## Document excerpt
The Australian press is reporting that Julian Assange has filed paperwork to run for the Senate in the state of Victoria as a member of the newly formed WikiLeaks party. According to The Age, "Assange's application for electoral enrolment in Victoria was handed to the Australian Electoral Commission in Melbourne yesterday by WikiLeaks supporters including his father, Sydney architect John Shipton, who has been active in the initial organisation of the party." This confirms reports from a few months ago that Assange was considering a run. The activists have yet to file an application for the new political party, but it does look like Assange is eligible to run for office in Australia, despite the fact that he hasn't been home since 2010.

## Extracted material

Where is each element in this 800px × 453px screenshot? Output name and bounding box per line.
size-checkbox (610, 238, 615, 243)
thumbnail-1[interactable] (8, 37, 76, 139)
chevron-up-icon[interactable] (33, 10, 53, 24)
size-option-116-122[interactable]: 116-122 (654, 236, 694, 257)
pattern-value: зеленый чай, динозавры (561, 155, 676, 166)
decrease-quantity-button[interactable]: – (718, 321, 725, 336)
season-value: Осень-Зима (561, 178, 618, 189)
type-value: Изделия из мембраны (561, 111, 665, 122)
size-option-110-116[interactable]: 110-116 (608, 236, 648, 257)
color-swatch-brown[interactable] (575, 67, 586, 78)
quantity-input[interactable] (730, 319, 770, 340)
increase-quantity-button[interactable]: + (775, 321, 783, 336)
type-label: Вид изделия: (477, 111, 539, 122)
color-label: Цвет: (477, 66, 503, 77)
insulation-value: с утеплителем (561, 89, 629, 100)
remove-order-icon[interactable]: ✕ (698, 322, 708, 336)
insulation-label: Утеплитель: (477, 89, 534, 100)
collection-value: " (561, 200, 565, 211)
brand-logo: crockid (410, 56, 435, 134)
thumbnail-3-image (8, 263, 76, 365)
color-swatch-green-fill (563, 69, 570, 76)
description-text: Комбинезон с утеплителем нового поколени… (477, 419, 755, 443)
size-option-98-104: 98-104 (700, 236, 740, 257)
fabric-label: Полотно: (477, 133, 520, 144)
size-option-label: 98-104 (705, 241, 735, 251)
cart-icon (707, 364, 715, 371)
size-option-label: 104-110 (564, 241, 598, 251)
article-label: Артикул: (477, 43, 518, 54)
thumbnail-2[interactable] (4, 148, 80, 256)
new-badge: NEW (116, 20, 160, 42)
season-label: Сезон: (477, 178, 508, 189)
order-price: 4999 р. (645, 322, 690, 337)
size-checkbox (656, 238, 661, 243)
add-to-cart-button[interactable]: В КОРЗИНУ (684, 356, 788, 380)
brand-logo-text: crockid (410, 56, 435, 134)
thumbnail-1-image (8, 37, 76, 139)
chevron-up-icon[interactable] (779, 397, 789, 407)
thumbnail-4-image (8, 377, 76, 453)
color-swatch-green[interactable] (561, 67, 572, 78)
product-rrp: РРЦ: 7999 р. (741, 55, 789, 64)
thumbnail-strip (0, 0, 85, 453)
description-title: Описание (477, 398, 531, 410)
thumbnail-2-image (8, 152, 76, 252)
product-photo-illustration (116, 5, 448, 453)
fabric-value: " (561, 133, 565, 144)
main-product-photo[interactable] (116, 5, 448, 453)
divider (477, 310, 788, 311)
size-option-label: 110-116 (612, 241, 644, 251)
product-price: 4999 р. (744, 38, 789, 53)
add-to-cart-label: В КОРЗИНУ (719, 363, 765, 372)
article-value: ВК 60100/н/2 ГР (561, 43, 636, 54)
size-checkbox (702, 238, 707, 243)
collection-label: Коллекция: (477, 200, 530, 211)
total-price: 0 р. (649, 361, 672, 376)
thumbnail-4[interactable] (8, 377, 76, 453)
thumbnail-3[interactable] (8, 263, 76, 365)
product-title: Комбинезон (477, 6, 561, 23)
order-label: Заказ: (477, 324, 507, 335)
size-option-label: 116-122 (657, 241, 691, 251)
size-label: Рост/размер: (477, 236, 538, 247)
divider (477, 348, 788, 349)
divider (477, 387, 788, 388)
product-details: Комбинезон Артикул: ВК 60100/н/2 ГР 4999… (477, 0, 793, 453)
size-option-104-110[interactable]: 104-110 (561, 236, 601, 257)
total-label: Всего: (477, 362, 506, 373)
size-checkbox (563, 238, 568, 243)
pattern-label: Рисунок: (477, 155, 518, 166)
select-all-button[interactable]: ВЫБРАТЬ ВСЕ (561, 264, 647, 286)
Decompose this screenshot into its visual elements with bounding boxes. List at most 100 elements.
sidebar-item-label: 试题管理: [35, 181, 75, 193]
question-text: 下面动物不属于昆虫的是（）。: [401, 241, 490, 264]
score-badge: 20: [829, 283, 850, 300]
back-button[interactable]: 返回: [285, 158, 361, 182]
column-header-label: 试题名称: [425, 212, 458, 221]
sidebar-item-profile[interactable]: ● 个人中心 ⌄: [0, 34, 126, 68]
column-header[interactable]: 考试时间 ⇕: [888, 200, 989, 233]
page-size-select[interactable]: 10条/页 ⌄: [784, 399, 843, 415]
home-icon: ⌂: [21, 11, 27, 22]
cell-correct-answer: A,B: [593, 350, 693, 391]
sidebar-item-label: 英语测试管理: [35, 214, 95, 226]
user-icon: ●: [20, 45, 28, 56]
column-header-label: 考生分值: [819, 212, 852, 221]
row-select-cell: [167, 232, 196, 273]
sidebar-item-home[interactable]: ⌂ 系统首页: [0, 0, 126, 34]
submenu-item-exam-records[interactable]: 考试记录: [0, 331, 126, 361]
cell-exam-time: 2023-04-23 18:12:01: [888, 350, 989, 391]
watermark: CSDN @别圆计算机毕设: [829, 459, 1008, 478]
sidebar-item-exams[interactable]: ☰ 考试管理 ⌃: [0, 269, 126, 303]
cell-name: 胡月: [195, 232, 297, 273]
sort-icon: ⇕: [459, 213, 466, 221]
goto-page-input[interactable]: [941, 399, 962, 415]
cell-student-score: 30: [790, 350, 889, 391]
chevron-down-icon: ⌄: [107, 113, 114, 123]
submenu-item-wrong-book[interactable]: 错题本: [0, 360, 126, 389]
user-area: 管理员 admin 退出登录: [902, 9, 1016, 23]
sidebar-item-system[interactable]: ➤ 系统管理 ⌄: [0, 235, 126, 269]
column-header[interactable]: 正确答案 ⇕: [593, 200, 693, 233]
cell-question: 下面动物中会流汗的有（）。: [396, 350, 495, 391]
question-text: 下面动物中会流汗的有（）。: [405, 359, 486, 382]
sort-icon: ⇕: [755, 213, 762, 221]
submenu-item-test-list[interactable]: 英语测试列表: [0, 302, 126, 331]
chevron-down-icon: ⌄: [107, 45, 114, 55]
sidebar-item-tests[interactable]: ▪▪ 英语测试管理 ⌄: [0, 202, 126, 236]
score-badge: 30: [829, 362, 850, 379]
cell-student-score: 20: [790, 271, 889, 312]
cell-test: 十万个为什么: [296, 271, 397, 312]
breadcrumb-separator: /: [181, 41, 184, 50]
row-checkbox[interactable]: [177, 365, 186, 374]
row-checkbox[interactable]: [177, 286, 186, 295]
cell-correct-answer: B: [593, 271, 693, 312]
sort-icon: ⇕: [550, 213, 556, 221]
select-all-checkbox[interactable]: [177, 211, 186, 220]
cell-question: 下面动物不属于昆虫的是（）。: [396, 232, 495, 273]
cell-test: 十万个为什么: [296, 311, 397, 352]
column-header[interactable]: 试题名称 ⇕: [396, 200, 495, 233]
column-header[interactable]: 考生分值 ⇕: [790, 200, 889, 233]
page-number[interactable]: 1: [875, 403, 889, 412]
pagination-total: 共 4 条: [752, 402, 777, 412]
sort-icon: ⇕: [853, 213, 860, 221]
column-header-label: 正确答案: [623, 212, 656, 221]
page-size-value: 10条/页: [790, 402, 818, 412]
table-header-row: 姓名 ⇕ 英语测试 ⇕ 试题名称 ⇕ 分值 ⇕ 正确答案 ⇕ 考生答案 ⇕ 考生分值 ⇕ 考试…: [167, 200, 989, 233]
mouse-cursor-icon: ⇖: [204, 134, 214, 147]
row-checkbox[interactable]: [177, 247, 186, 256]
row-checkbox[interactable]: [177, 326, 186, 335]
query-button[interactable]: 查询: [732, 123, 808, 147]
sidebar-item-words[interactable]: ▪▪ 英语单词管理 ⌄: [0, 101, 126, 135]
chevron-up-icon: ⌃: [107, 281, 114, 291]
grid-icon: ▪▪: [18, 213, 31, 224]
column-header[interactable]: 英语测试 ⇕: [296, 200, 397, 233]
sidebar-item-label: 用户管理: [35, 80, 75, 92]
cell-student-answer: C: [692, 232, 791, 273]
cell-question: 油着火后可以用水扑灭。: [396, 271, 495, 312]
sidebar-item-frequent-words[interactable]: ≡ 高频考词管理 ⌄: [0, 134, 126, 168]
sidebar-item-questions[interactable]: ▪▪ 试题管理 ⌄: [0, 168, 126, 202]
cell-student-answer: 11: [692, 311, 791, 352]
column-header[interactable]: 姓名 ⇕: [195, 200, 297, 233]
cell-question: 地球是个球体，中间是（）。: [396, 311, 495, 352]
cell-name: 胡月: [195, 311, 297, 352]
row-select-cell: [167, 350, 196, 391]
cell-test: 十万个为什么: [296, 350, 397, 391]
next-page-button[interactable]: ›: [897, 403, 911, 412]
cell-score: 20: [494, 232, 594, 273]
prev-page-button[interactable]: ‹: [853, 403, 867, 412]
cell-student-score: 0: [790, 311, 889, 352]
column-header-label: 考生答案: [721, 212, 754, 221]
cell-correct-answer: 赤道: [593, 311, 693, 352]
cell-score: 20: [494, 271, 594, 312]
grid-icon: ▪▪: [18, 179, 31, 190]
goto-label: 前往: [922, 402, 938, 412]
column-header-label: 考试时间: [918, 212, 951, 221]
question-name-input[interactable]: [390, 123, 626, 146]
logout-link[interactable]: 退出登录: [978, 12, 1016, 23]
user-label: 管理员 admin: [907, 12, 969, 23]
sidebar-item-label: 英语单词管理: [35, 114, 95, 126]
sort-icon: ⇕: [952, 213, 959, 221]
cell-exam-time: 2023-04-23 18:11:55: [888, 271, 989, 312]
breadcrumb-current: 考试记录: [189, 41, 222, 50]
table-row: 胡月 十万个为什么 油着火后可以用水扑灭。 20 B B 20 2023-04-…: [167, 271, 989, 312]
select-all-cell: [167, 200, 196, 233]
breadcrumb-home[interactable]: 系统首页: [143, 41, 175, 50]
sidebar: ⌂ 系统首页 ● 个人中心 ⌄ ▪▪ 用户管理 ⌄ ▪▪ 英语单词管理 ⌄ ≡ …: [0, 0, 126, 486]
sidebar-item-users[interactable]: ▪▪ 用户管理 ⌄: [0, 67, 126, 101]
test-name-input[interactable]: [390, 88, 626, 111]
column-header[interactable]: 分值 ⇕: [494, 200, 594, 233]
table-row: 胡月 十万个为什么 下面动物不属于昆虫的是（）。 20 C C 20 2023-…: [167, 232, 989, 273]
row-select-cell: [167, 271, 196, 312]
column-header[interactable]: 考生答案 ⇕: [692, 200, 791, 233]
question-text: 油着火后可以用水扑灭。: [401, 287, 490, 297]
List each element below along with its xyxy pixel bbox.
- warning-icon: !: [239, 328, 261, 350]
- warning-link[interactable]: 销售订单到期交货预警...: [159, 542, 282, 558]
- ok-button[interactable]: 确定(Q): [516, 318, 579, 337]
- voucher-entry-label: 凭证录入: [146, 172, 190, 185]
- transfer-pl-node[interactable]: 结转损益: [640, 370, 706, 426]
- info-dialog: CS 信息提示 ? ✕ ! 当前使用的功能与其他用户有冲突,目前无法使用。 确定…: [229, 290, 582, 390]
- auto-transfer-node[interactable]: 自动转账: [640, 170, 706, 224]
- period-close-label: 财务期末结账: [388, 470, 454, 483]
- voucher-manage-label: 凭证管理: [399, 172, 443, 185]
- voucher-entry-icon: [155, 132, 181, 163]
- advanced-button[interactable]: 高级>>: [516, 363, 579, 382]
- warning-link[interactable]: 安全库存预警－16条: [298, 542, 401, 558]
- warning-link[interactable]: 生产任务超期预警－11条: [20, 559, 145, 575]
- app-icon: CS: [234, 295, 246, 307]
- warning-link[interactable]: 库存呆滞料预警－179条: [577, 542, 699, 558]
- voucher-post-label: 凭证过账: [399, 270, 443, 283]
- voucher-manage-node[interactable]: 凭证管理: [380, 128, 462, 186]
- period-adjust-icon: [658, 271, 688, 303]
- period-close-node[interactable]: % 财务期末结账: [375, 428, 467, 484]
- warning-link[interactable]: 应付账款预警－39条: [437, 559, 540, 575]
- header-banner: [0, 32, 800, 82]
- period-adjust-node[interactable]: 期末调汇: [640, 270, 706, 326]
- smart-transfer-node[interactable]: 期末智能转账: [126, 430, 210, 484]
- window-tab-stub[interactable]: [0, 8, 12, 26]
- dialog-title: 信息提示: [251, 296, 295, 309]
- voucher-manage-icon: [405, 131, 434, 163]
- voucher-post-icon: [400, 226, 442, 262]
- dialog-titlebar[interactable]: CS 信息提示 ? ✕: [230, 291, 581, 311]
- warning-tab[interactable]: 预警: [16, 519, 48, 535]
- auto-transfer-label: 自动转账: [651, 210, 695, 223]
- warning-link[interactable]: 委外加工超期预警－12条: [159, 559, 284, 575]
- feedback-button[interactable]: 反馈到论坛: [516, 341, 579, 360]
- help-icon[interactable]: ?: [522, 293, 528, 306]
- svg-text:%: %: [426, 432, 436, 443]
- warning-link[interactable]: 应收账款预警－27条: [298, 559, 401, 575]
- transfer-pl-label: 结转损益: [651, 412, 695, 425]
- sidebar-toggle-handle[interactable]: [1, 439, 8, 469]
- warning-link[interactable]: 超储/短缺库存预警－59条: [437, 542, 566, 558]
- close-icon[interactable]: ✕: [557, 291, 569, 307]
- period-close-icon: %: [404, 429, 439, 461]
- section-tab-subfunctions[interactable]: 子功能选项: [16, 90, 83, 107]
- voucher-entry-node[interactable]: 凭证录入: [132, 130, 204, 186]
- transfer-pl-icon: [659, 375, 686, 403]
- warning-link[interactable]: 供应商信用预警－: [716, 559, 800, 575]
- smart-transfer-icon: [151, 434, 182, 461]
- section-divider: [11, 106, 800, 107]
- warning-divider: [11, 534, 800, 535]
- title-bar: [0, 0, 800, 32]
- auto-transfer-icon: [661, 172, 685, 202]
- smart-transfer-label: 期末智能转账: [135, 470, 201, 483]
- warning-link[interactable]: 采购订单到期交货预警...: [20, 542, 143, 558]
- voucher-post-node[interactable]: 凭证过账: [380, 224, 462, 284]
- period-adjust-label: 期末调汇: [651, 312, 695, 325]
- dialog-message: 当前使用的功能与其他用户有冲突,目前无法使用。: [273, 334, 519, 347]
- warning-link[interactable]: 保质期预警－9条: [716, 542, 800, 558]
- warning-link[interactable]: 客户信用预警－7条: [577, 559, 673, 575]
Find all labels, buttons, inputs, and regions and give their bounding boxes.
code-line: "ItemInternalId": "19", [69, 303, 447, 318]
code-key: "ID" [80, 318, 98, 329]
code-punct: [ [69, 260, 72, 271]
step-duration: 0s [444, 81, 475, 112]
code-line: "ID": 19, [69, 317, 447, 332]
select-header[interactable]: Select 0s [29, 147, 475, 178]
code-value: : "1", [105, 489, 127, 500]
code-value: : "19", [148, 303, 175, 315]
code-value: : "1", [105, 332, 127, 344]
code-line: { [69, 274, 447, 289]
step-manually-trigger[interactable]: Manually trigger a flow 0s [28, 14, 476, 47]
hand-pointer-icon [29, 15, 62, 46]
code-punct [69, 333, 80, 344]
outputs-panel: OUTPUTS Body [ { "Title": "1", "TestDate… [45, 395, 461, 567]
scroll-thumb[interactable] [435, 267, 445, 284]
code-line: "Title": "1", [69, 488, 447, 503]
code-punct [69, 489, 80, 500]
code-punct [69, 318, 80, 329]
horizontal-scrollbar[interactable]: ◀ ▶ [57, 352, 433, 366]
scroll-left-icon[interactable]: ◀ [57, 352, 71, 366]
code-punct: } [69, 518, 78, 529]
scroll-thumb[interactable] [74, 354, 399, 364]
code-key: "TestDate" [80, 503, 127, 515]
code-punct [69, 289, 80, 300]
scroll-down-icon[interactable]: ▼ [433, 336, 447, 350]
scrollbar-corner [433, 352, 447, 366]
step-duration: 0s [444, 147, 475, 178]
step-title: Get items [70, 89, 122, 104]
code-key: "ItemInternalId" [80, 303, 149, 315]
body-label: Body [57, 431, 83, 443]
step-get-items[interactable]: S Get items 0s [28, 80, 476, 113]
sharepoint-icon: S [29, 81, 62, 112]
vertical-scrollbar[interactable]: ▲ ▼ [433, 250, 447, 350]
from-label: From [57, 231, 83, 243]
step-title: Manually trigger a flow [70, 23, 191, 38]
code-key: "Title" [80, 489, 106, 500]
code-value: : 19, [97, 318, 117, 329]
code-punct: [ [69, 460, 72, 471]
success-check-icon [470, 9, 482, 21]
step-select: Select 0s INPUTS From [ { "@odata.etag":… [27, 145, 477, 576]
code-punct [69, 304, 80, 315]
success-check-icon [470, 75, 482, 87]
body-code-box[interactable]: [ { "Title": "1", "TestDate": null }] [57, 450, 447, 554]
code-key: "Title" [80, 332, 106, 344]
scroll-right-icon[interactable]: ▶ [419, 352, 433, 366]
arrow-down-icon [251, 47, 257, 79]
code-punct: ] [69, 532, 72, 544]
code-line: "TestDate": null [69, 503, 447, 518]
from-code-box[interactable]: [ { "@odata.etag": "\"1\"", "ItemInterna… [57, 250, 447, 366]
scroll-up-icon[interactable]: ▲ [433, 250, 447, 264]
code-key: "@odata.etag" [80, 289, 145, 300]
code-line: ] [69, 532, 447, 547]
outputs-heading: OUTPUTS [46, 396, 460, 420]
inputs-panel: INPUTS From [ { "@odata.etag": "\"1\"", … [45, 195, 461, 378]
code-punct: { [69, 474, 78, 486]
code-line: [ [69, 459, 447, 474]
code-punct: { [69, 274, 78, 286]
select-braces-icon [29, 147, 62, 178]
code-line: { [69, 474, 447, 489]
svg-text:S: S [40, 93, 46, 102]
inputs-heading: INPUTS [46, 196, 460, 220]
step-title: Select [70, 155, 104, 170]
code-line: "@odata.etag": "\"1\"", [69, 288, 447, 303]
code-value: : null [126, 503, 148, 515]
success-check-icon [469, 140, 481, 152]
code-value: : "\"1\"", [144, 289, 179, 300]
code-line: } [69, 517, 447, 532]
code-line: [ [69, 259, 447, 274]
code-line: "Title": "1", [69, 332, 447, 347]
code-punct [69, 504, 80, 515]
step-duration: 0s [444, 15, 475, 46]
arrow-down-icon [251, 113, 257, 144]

## Apply what you read
(a) In one to three sentences, explain why, according to the news item about Julian Assange's Senate bid, his filing of paperwork confirms earlier reports.
(b) Say whether each statement agrees with the news item about Julian Assange's Senate bid. Answer yes or no for each, and quote the deciding words from the text.
(i) Assange handed his enrollment application to the Australian Electoral Commission himself.
(ii) The activists have already filed an application for the new political party.
(iii) Assange has not been home since 2010.
(c) Continue the news item about Julian Assange's Senate bid, picking up after its last sentence.

## Answers to the exercise
(a) Reports from a few months earlier said Assange was considering a run. By filing paperwork to run for the Senate in Victoria, he has shown those reports were right.

(b)
(i) No: "handed to the Australian Electoral Commission in Melbourne yesterday by WikiLeaks supporters including his father"
(ii) No: "The activists have yet to file an application for the new political party"
(iii) Yes: "he hasn't been home since 2010"

(c)
The possibility of Assange actually winning are pretty good, polls suggest. The feasibility of Assange actually assuming office, however, are iffy. Assange has been on house arrest at the Ecuadorian embassy in London for the better part of a year, as he continues to avoid Swedish authorities who want to prosecute him for rape charges. Although Assange has remained active while trapped in the embassy — he even gave a speech from the balcony on one occasion — it's unclear if he'd be able to run a Senate campaign from the other side of the world. It's even more unclear if he'd actually be able to move back to Australia if he wins the election. If not, another member of the WikiLeads party would take his place.
So it seems like Assange is flexing his star power to attract attention and, eventually, votes to his new WikiLeaks party. If he's not allowed home to serve as a Senator, it's no big deal, since the WikiLeaks party would have the seat. But if he is, you can only imagine what kinds of crazy adventures Assange will get up to if given the power of public office.